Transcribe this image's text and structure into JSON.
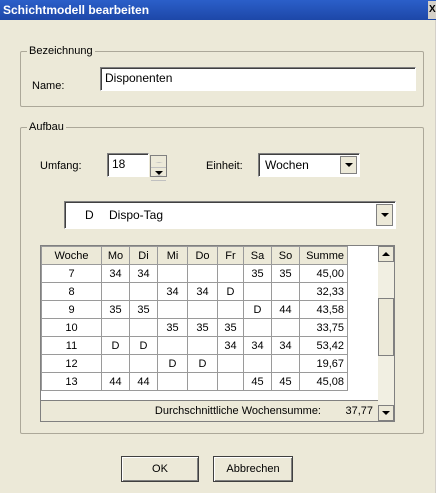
{
  "window": {
    "title": "Schichtmodell bearbeiten",
    "close_label": "X"
  },
  "bezeichnung": {
    "legend": "Bezeichnung",
    "name_label": "Name:",
    "name_value": "Disponenten"
  },
  "aufbau": {
    "legend": "Aufbau",
    "umfang_label": "Umfang:",
    "umfang_value": "18",
    "einheit_label": "Einheit:",
    "einheit_value": "Wochen",
    "dispo_code": "D",
    "dispo_value": "Dispo-Tag"
  },
  "grid": {
    "headers": [
      "Woche",
      "Mo",
      "Di",
      "Mi",
      "Do",
      "Fr",
      "Sa",
      "So",
      "Summe"
    ],
    "rows": [
      [
        "7",
        "34",
        "34",
        "",
        "",
        "",
        "35",
        "35",
        "45,00"
      ],
      [
        "8",
        "",
        "",
        "34",
        "34",
        "D",
        "",
        "",
        "32,33"
      ],
      [
        "9",
        "35",
        "35",
        "",
        "",
        "",
        "D",
        "44",
        "43,58"
      ],
      [
        "10",
        "",
        "",
        "35",
        "35",
        "35",
        "",
        "",
        "33,75"
      ],
      [
        "11",
        "D",
        "D",
        "",
        "",
        "34",
        "34",
        "34",
        "53,42"
      ],
      [
        "12",
        "",
        "",
        "D",
        "D",
        "",
        "",
        "",
        "19,67"
      ],
      [
        "13",
        "44",
        "44",
        "",
        "",
        "",
        "45",
        "45",
        "45,08"
      ]
    ],
    "footer_label": "Durchschnittliche Wochensumme:",
    "footer_value": "37,77"
  },
  "buttons": {
    "ok": "OK",
    "cancel": "Abbrechen"
  }
}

EXERCISE DESCRIPTION ::
Copy every record above exactly, leaving out any pictures.

WRITTEN RESPONSE ::
Transcribe this image's text and structure into JSON.
{
  "window": {
    "title": "Schichtmodell bearbeiten",
    "close_label": "X"
  },
  "bezeichnung": {
    "legend": "Bezeichnung",
    "name_label": "Name:",
    "name_value": "Disponenten"
  },
  "aufbau": {
    "legend": "Aufbau",
    "umfang_label": "Umfang:",
    "umfang_value": "18",
    "einheit_label": "Einheit:",
    "einheit_value": "Wochen",
    "dispo_code": "D",
    "dispo_value": "Dispo-Tag"
  },
  "grid": {
    "headers": [
      "Woche",
      "Mo",
      "Di",
      "Mi",
      "Do",
      "Fr",
      "Sa",
      "So",
      "Summe"
    ],
    "rows": [
      [
        "7",
        "34",
        "34",
        "",
        "",
        "",
        "35",
        "35",
        "45,00"
      ],
      [
        "8",
        "",
        "",
        "34",
        "34",
        "D",
        "",
        "",
        "32,33"
      ],
      [
        "9",
        "35",
        "35",
        "",
        "",
        "",
        "D",
        "44",
        "43,58"
      ],
      [
        "10",
        "",
        "",
        "35",
        "35",
        "35",
        "",
        "",
        "33,75"
      ],
      [
        "11",
        "D",
        "D",
        "",
        "",
        "34",
        "34",
        "34",
        "53,42"
      ],
      [
        "12",
        "",
        "",
        "D",
        "D",
        "",
        "",
        "",
        "19,67"
      ],
      [
        "13",
        "44",
        "44",
        "",
        "",
        "",
        "45",
        "45",
        "45,08"
      ]
    ],
    "footer_label": "Durchschnittliche Wochensumme:",
    "footer_value": "37,77"
  },
  "buttons": {
    "ok": "OK",
    "cancel": "Abbrechen"
  }
}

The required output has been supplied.